══ ENTRIES

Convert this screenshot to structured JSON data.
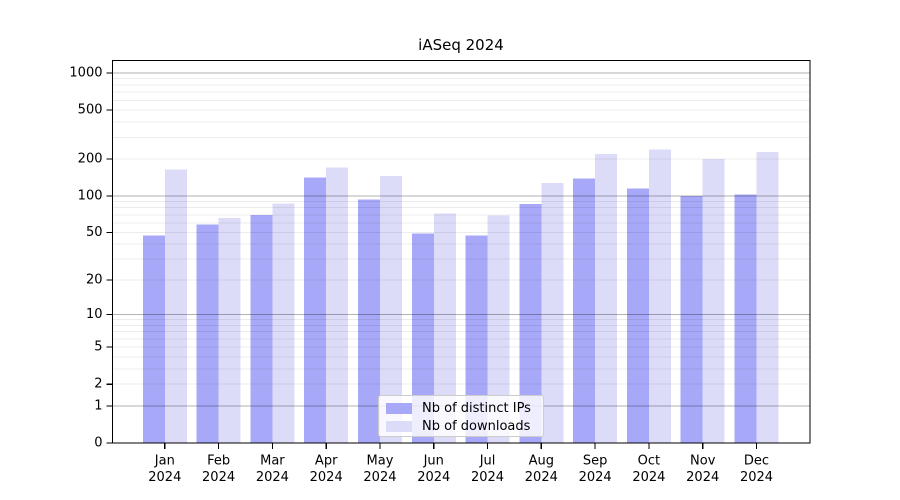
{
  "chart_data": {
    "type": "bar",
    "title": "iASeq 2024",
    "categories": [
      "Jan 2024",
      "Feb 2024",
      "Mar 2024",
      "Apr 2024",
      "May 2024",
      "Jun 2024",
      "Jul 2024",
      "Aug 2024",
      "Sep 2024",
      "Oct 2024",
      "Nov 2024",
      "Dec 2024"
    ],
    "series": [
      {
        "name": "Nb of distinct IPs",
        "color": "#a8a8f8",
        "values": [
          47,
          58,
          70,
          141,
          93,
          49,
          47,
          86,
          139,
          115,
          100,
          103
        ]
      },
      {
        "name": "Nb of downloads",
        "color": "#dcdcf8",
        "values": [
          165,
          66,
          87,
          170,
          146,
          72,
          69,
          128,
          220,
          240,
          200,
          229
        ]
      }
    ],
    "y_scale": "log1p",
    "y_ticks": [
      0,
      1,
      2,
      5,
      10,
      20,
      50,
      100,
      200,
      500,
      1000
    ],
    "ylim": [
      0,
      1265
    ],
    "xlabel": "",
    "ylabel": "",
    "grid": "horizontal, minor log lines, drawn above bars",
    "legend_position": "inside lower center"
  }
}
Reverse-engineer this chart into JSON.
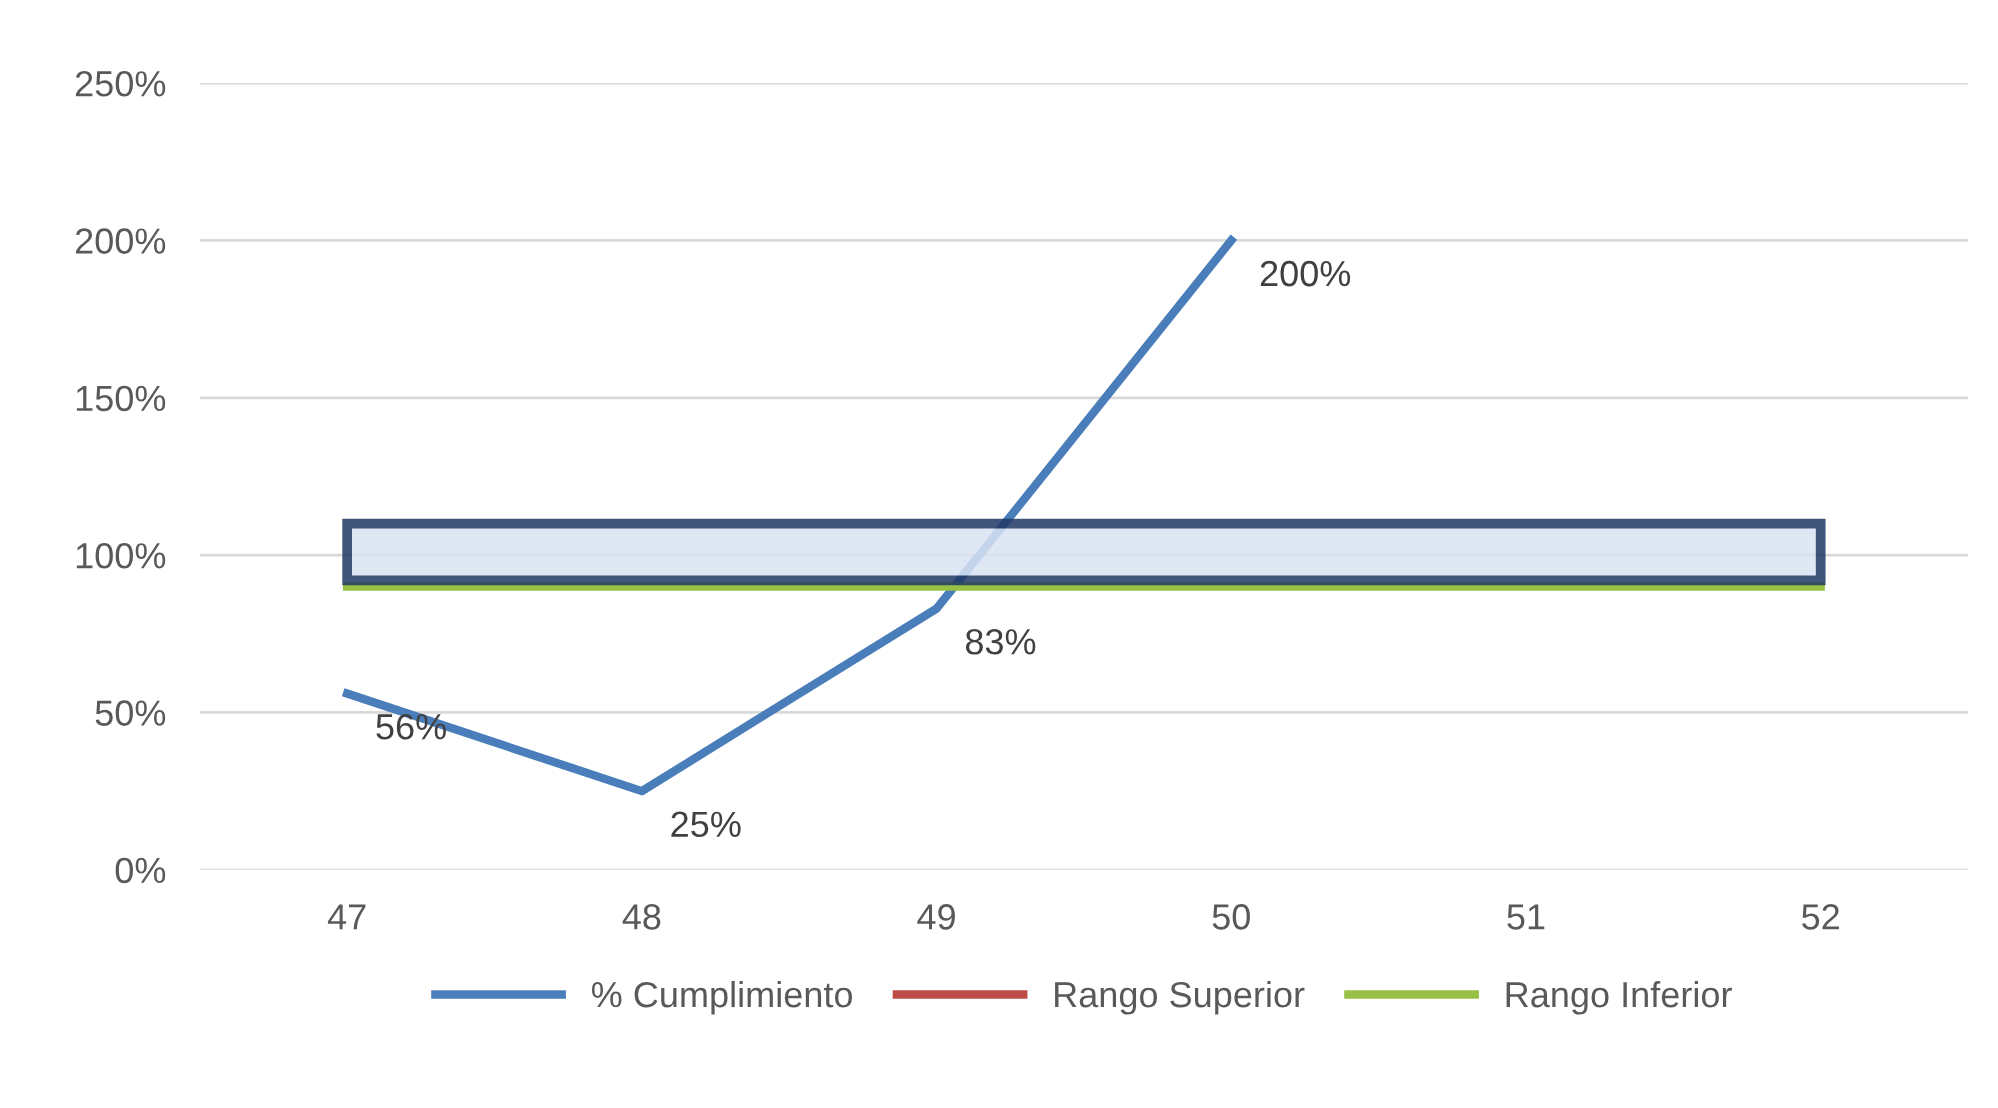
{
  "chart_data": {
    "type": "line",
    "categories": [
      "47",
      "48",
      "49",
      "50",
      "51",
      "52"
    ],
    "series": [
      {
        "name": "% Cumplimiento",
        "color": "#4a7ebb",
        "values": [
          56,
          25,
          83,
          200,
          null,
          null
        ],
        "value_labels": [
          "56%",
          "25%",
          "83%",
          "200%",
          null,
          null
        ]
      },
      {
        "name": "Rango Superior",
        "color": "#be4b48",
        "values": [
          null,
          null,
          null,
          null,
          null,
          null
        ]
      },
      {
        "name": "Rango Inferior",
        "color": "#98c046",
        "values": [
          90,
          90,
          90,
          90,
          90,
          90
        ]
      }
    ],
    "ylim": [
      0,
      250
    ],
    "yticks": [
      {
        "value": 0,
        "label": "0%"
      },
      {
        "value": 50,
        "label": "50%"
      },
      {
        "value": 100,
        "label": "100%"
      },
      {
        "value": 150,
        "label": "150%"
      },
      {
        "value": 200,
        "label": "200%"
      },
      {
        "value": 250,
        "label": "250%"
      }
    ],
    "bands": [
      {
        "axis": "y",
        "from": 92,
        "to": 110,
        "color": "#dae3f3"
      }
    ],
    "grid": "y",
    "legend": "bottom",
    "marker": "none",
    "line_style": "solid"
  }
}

════

STATED TASK:
Reproduce the records verbatim, omitting all images they contain.

SOLUTION FOR THIS TASK:
Convert this screenshot to structured JSON data.
{
  "chart_data": {
    "type": "bar",
    "title": "iASeq 2024",
    "categories": [
      "Jan 2024",
      "Feb 2024",
      "Mar 2024",
      "Apr 2024",
      "May 2024",
      "Jun 2024",
      "Jul 2024",
      "Aug 2024",
      "Sep 2024",
      "Oct 2024",
      "Nov 2024",
      "Dec 2024"
    ],
    "series": [
      {
        "name": "Nb of distinct IPs",
        "color": "#a8a8f8",
        "values": [
          47,
          58,
          70,
          141,
          93,
          49,
          47,
          86,
          139,
          115,
          100,
          103
        ]
      },
      {
        "name": "Nb of downloads",
        "color": "#dcdcf8",
        "values": [
          165,
          66,
          87,
          170,
          146,
          72,
          69,
          128,
          220,
          240,
          200,
          229
        ]
      }
    ],
    "y_scale": "log1p",
    "y_ticks": [
      0,
      1,
      2,
      5,
      10,
      20,
      50,
      100,
      200,
      500,
      1000
    ],
    "ylim": [
      0,
      1265
    ],
    "xlabel": "",
    "ylabel": "",
    "grid": "horizontal, minor log lines, drawn above bars",
    "legend_position": "inside lower center"
  }
}
Reverse-engineer this chart into JSON.
{
  "chart_data": {
    "type": "line",
    "categories": [
      "47",
      "48",
      "49",
      "50",
      "51",
      "52"
    ],
    "series": [
      {
        "name": "% Cumplimiento",
        "color": "#4a7ebb",
        "values": [
          56,
          25,
          83,
          200,
          null,
          null
        ],
        "value_labels": [
          "56%",
          "25%",
          "83%",
          "200%",
          null,
          null
        ]
      },
      {
        "name": "Rango Superior",
        "color": "#be4b48",
        "values": [
          null,
          null,
          null,
          null,
          null,
          null
        ]
      },
      {
        "name": "Rango Inferior",
        "color": "#98c046",
        "values": [
          90,
          90,
          90,
          90,
          90,
          90
        ]
      }
    ],
    "ylim": [
      0,
      250
    ],
    "yticks": [
      {
        "value": 0,
        "label": "0%"
      },
      {
        "value": 50,
        "label": "50%"
      },
      {
        "value": 100,
        "label": "100%"
      },
      {
        "value": 150,
        "label": "150%"
      },
      {
        "value": 200,
        "label": "200%"
      },
      {
        "value": 250,
        "label": "250%"
      }
    ],
    "bands": [
      {
        "axis": "y",
        "from": 92,
        "to": 110,
        "color": "#dae3f3"
      }
    ],
    "grid": "y",
    "legend": "bottom",
    "marker": "none",
    "line_style": "solid"
  }
}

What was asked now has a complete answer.